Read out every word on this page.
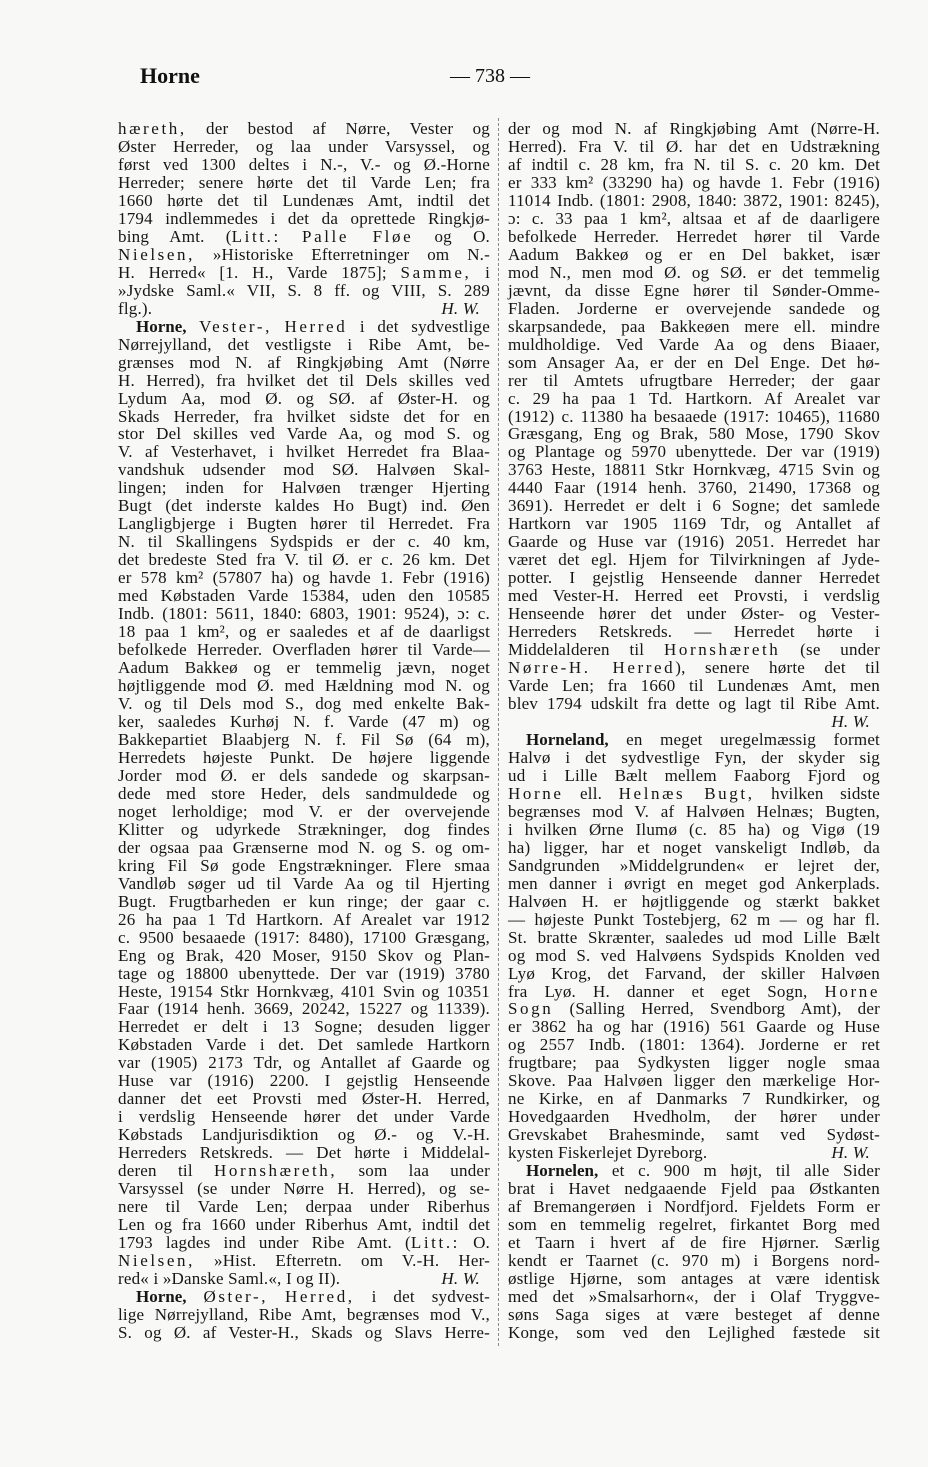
Horne	— 738 —
hæreth, der bestod af Nørre, Vester og
Øster Herreder, og laa under Varsyssel, og
først ved 1300 deltes i N.-, V.- og Ø.-Horne
Herreder; senere hørte det til Varde Len; fra
1660 hørte det til Lundenæs Amt, indtil det
1794 indlemmedes i det da oprettede Ringkjø-
bing Amt. (Litt.: Palle Fløe og O.
Nielsen, »Historiske Efterretninger om N.-
H. Herred« [1. H., Varde 1875]; Samme, i
»Jydske Saml.« VII, S. 8 ff. og VIII, S. 289
flg.).	H. W.
Horne, Vester-, Herred i det sydvestlige
Nørrejylland, det vestligste i Ribe Amt, be-
grænses mod N. af Ringkjøbing Amt (Nørre
H. Herred), fra hvilket det til Dels skilles ved
Lydum Aa, mod Ø. og SØ. af Øster-H. og
Skads Herreder, fra hvilket sidste det for en
stor Del skilles ved Varde Aa, og mod S. og
V. af Vesterhavet, i hvilket Herredet fra Blaa-
vandshuk udsender mod SØ. Halvøen Skal-
lingen; inden for Halvøen trænger Hjerting
Bugt (det inderste kaldes Ho Bugt) ind. Øen
Langligbjerge i Bugten hører til Herredet. Fra
N. til Skallingens Sydspids er der c. 40 km,
det bredeste Sted fra V. til Ø. er c. 26 km. Det
er 578 km² (57807 ha) og havde 1. Febr (1916)
med Købstaden Varde 15384, uden den 10585
Indb. (1801: 5611, 1840: 6803, 1901: 9524), ɔ: c.
18 paa 1 km², og er saaledes et af de daarligst
befolkede Herreder. Overfladen hører til Varde—
Aadum Bakkeø og er temmelig jævn, noget
højtliggende mod Ø. med Hældning mod N. og
V. og til Dels mod S., dog med enkelte Bak-
ker, saaledes Kurhøj N. f. Varde (47 m) og
Bakkepartiet Blaabjerg N. f. Fil Sø (64 m),
Herredets højeste Punkt. De højere liggende
Jorder mod Ø. er dels sandede og skarpsan-
dede med store Heder, dels sandmuldede og
noget lerholdige; mod V. er der overvejende
Klitter og udyrkede Strækninger, dog findes
der ogsaa paa Grænserne mod N. og S. og om-
kring Fil Sø gode Engstrækninger. Flere smaa
Vandløb søger ud til Varde Aa og til Hjerting
Bugt. Frugtbarheden er kun ringe; der gaar c.
26 ha paa 1 Td Hartkorn. Af Arealet var 1912
c. 9500 besaaede (1917: 8480), 17100 Græsgang,
Eng og Brak, 420 Moser, 9150 Skov og Plan-
tage og 18800 ubenyttede. Der var (1919) 3780
Heste, 19154 Stkr Hornkvæg, 4101 Svin og 10351
Faar (1914 henh. 3669, 20242, 15227 og 11339).
Herredet er delt i 13 Sogne; desuden ligger
Købstaden Varde i det. Det samlede Hartkorn
var (1905) 2173 Tdr, og Antallet af Gaarde og
Huse var (1916) 2200. I gejstlig Henseende
danner det eet Provsti med Øster-H. Herred,
i verdslig Henseende hører det under Varde
Købstads Landjurisdiktion og Ø.- og V.-H.
Herreders Retskreds. — Det hørte i Middelal-
deren til Hornshæreth, som laa under
Varsyssel (se under Nørre H. Herred), og se-
nere til Varde Len; derpaa under Riberhus
Len og fra 1660 under Riberhus Amt, indtil det
1793 lagdes ind under Ribe Amt. (Litt.: O.
Nielsen, »Hist. Efterretn. om V.-H. Her-
red« i »Danske Saml.«, I og II).	H. W.
Horne, Øster-, Herred, i det sydvest-
lige Nørrejylland, Ribe Amt, begrænses mod V.,
S. og Ø. af Vester-H., Skads og Slavs Herre-
der og mod N. af Ringkjøbing Amt (Nørre-H.
Herred). Fra V. til Ø. har det en Udstrækning
af indtil c. 28 km, fra N. til S. c. 20 km. Det
er 333 km² (33290 ha) og havde 1. Febr (1916)
11014 Indb. (1801: 2908, 1840: 3872, 1901: 8245),
ɔ: c. 33 paa 1 km², altsaa et af de daarligere
befolkede Herreder. Herredet hører til Varde
Aadum Bakkeø og er en Del bakket, især
mod N., men mod Ø. og SØ. er det temmelig
jævnt, da disse Egne hører til Sønder-Omme-
Fladen. Jorderne er overvejende sandede og
skarpsandede, paa Bakkeøen mere ell. mindre
muldholdige. Ved Varde Aa og dens Biaaer,
som Ansager Aa, er der en Del Enge. Det hø-
rer til Amtets ufrugtbare Herreder; der gaar
c. 29 ha paa 1 Td. Hartkorn. Af Arealet var
(1912) c. 11380 ha besaaede (1917: 10465), 11680
Græsgang, Eng og Brak, 580 Mose, 1790 Skov
og Plantage og 5970 ubenyttede. Der var (1919)
3763 Heste, 18811 Stkr Hornkvæg, 4715 Svin og
4440 Faar (1914 henh. 3760, 21490, 17368 og
3691). Herredet er delt i 6 Sogne; det samlede
Hartkorn var 1905 1169 Tdr, og Antallet af
Gaarde og Huse var (1916) 2051. Herredet har
været det egl. Hjem for Tilvirkningen af Jyde-
potter. I gejstlig Henseende danner Herredet
med Vester-H. Herred eet Provsti, i verdslig
Henseende hører det under Øster- og Vester-
Herreders Retskreds. — Herredet hørte i
Middelalderen til Hornshæreth (se under
Nørre-H. Herred), senere hørte det til
Varde Len; fra 1660 til Lundenæs Amt, men
blev 1794 udskilt fra dette og lagt til Ribe Amt.
H. W.
Horneland, en meget uregelmæssig formet
Halvø i det sydvestlige Fyn, der skyder sig
ud i Lille Bælt mellem Faaborg Fjord og
Horne ell. Helnæs Bugt, hvilken sidste
begrænses mod V. af Halvøen Helnæs; Bugten,
i hvilken Ørne Ilumø (c. 85 ha) og Vigø (19
ha) ligger, har et noget vanskeligt Indløb, da
Sandgrunden »Middelgrunden« er lejret der,
men danner i øvrigt en meget god Ankerplads.
Halvøen H. er højtliggende og stærkt bakket
— højeste Punkt Tostebjerg, 62 m — og har fl.
St. bratte Skrænter, saaledes ud mod Lille Bælt
og mod S. ved Halvøens Sydspids Knolden ved
Lyø Krog, det Farvand, der skiller Halvøen
fra Lyø. H. danner et eget Sogn, Horne
Sogn (Salling Herred, Svendborg Amt), der
er 3862 ha og har (1916) 561 Gaarde og Huse
og 2557 Indb. (1801: 1364). Jorderne er ret
frugtbare; paa Sydkysten ligger nogle smaa
Skove. Paa Halvøen ligger den mærkelige Hor-
ne Kirke, en af Danmarks 7 Rundkirker, og
Hovedgaarden Hvedholm, der hører under
Grevskabet Brahesminde, samt ved Sydøst-
kysten Fiskerlejet Dyreborg.	H. W.
Hornelen, et c. 900 m højt, til alle Sider
brat i Havet nedgaaende Fjeld paa Østkanten
af Bremangerøen i Nordfjord. Fjeldets Form er
som en temmelig regelret, firkantet Borg med
et Taarn i hvert af de fire Hjørner. Særlig
kendt er Taarnet (c. 970 m) i Borgens nord-
østlige Hjørne, som antages at være identisk
med det »Smalsarhorn«, der i Olaf Tryggve-
søns Saga siges at være besteget af denne
Konge, som ved den Lejlighed fæstede sit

#####

The lines to collect are those holding the string "Lille"; copy them all.

ud i Lille Bælt mellem Faaborg Fjord og
St. bratte Skrænter, saaledes ud mod Lille Bælt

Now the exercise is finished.